Questions on the material:
1 - Please rewrite everything in the oxygen cylinder page from "NEST360°. Newborn Essential" down to "Therapy: Clinical Problem.", putting "flow divider" in place of "flow splitter".
2 - Continue the oxygen cylinder page from the point where it stops.

Source extract:

::::::::

E 4 Oxygen Cylinder

This equipment is mainly important for breathing problems as in Breathing problems of a neonate and young infants.

Subsection of this chapter:

1. Clinical Problem
2. Assessment
3. Management
4. Infection Prevention
5. Complications
6. Care & Maintenance
7. Troubleshooting & Repair

NEST360°. Newborn Essential Solutions and Technologies-Education – Clinical Modules: Oxygen Therapy. (June 2020). License: CC BY-NC-SA 4.0.

Clinical Problem

Oxygen cylinders may be used to provide supplemental oxygen directly to hypoxic patients, to be shared between patients using a flow splitter or used with other treatment devices such as continuous positive airway pressure devices.

Possible causes of hypoxia are outlined in Oxygen Therapy: Clinical Problem.

Assessment

Hypoxia contributes to both morbidity and mortality. Oxygen cylinders (2.1) deliver oxygen concentration of up to 99.5% and may be used as backup to oxygen concentrators in case of power outage or as a primary source of oxygen, particularly in a walled oxygen system.

::::::::

Given data:
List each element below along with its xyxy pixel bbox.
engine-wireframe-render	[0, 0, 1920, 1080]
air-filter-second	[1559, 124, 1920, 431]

::::::::

Solved problems:
1 -
NEST360°. Newborn Essential Solutions and Technologies-Education – Clinical Modules: Oxygen Therapy. (June 2020). License: CC BY-NC-SA 4.0.

Clinical Problem

Oxygen cylinders may be used to provide supplemental oxygen directly to hypoxic patients, to be shared between patients using a flow divider or used with other treatment devices such as continuous positive airway pressure devices.

Possible causes of hypoxia are outlined in Oxygen Therapy: Clinical Problem.

2 -
Oxygen cylinders are usually made of a steel or aluminium alloy and are distinguished from other cylinders by having a black body with white shoulders and top. The capacity of oxygen is rated in litres which indicates the amount of oxygen the tank can store. Cylinder sizing follows an alphabetical system. Each letter corresponds to the capacity in litres of that particular cylinder.

Unlike oxygen concentrators, oxygen cylinders do not concentrate their own oxygen from ambient air, they are durable storage vessels for oxygen. Cylinders must be filled with oxygen under high pressure. At the oxygen generation plant, the oxygen cylinder is filled with oxygen up to a pressure of about 137-200 bar. Once a cylinder’s stop valve is in an open position, the pressure in the cylinder pushes the oxygen out. It passes through the stop valve to the pressure gauge and then the flow regulator. From the flow regulator the oxygen can then be delivered to a patient through a flow splitter, CPAP, or other oxygen delivery device. Oxygen cylinders are especially useful when high flow oxygen is required or as back up to concentrators when the power source fails.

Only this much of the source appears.